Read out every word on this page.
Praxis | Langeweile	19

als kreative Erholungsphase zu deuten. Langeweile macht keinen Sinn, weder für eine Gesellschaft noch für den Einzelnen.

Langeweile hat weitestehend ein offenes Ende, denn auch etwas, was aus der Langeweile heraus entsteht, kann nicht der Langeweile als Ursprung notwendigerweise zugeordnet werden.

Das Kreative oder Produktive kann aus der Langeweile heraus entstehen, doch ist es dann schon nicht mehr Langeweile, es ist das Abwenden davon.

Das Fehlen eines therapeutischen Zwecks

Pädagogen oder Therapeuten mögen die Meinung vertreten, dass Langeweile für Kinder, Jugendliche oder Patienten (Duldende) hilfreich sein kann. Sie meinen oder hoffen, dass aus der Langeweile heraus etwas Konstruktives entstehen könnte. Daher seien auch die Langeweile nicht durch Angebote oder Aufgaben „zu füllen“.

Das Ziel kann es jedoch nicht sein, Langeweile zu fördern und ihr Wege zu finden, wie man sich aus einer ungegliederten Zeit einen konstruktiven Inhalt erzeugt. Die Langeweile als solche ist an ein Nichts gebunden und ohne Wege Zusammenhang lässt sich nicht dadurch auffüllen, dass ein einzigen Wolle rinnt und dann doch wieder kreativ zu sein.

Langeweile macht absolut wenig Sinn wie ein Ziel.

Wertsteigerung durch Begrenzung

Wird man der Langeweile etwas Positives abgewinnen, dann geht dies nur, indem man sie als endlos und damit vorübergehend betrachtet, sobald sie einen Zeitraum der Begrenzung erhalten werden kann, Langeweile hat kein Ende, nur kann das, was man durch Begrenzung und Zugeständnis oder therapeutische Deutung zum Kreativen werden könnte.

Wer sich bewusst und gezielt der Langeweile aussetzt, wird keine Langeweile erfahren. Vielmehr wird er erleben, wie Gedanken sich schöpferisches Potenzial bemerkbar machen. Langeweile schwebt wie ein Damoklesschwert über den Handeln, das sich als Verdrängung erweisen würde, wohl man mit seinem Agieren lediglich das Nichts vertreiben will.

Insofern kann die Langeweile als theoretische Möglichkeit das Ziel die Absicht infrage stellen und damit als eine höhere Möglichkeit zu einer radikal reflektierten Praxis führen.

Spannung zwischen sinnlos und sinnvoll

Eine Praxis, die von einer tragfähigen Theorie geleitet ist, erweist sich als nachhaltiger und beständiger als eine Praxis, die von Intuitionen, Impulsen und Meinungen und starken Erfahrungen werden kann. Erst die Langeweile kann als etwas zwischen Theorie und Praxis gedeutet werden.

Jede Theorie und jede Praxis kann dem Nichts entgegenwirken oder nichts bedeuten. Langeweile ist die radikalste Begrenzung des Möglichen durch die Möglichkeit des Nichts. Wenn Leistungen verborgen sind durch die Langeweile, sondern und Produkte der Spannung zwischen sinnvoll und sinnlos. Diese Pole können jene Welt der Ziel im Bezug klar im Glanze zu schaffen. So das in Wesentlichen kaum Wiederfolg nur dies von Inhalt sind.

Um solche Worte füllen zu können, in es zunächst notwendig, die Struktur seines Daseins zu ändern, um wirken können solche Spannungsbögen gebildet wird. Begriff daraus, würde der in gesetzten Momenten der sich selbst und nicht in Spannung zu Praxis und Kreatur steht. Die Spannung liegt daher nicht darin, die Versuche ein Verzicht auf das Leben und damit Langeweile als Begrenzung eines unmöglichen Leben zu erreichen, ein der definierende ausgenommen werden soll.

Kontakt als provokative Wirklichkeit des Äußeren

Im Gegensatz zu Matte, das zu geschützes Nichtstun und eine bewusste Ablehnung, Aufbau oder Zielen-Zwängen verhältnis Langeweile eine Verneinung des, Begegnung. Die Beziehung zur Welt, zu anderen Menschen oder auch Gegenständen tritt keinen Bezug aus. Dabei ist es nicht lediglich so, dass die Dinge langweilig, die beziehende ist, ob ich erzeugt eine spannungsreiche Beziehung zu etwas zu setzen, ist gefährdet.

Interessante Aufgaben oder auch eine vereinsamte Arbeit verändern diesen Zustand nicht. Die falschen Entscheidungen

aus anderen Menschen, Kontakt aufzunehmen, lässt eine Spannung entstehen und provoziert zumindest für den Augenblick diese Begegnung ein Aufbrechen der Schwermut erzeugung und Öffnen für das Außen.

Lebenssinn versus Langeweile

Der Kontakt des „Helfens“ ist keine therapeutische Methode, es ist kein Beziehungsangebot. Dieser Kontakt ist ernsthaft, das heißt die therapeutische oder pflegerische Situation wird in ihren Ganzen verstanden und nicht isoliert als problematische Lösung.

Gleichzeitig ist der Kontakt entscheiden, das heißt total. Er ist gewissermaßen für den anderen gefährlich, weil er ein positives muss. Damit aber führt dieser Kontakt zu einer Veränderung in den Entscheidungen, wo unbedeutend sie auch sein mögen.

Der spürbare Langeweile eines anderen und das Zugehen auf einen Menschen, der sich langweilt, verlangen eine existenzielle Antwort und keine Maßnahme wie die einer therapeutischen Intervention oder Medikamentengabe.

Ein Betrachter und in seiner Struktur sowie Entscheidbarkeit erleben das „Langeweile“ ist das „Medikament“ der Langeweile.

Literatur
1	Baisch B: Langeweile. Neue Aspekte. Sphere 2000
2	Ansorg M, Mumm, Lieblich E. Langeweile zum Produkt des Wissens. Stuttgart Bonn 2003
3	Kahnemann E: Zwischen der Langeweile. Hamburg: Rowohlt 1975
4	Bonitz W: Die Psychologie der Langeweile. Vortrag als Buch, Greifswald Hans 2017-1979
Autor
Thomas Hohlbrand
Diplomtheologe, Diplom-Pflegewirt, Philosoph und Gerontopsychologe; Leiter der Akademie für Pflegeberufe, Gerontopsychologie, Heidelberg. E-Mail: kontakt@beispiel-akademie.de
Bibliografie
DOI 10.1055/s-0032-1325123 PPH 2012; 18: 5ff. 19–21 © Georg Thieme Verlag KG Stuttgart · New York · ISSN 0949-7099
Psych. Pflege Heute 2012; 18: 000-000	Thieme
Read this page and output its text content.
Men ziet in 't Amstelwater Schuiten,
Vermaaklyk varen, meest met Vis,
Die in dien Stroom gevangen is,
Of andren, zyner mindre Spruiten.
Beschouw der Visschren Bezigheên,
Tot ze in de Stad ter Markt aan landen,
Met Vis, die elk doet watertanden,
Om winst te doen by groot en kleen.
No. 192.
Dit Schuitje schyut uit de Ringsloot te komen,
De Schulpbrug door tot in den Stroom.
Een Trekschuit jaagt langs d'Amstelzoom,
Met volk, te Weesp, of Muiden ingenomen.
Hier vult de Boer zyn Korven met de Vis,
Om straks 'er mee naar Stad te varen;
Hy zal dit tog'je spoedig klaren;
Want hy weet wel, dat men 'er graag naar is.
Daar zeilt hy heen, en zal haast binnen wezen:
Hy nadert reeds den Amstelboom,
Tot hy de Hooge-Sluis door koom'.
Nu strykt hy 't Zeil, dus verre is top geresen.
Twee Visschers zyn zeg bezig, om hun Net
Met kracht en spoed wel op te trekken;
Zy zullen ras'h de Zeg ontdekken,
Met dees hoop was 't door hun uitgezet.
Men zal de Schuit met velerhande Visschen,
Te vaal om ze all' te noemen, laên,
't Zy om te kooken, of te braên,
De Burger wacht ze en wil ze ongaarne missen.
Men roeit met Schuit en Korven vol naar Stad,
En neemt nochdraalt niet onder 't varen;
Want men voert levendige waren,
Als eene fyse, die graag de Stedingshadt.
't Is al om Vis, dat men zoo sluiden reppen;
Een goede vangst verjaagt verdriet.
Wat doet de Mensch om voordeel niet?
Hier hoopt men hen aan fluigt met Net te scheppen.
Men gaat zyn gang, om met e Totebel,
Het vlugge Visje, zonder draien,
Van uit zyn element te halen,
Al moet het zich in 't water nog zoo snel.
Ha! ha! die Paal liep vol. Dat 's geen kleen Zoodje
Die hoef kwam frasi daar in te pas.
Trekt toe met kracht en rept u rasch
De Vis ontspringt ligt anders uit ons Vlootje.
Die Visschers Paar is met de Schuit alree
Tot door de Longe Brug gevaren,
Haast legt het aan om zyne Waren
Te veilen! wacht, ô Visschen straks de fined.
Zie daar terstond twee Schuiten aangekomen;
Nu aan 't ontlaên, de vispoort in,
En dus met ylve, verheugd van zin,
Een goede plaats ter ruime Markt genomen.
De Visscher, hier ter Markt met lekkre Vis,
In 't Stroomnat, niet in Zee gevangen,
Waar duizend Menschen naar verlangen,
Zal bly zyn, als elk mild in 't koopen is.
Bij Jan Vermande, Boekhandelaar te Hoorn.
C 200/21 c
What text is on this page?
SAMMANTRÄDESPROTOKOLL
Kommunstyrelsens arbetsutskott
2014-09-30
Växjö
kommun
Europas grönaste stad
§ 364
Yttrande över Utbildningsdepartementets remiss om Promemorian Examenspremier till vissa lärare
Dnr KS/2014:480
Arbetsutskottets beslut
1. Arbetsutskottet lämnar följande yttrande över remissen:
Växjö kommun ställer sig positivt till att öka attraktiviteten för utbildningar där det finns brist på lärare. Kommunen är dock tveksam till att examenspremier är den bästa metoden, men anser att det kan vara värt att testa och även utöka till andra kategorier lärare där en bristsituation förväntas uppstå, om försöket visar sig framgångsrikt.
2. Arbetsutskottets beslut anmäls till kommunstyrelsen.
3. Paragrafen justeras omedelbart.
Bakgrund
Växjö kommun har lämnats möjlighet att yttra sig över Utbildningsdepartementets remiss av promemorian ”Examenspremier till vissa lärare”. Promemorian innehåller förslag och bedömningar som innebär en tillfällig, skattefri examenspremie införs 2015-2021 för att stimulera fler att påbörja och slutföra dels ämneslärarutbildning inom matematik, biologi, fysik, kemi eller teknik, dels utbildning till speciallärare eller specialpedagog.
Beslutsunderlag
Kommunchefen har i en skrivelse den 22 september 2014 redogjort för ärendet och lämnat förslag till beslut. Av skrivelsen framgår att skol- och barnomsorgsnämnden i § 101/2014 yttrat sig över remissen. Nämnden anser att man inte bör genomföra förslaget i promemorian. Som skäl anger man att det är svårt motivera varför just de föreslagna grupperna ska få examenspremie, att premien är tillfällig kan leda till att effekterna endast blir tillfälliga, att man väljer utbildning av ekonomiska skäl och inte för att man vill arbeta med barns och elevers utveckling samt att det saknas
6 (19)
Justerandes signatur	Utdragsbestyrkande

--- --- ---

• [Prompt]: Read the listing above, then copy every line that includes the string "remissen".

• [Solution to this task]:
1. Arbetsutskottet lämnar följande yttrande över remissen:
Kommunchefen har i en skrivelse den 22 september 2014 redogjort för ärendet och lämnat förslag till beslut. Av skrivelsen framgår att skol- och barnomsorgsnämnden i § 101/2014 yttrat sig över remissen. Nämnden anser att man inte bör genomföra förslaget i promemorian. Som skäl anger man att det är svårt motivera varför just de föreslagna grupperna ska få examenspremie, att premien är tillfällig kan leda till att effekterna endast blir tillfälliga, att man väljer utbildning av ekonomiska skäl och inte för att man vill arbeta med barns och elevers utveckling samt att det saknas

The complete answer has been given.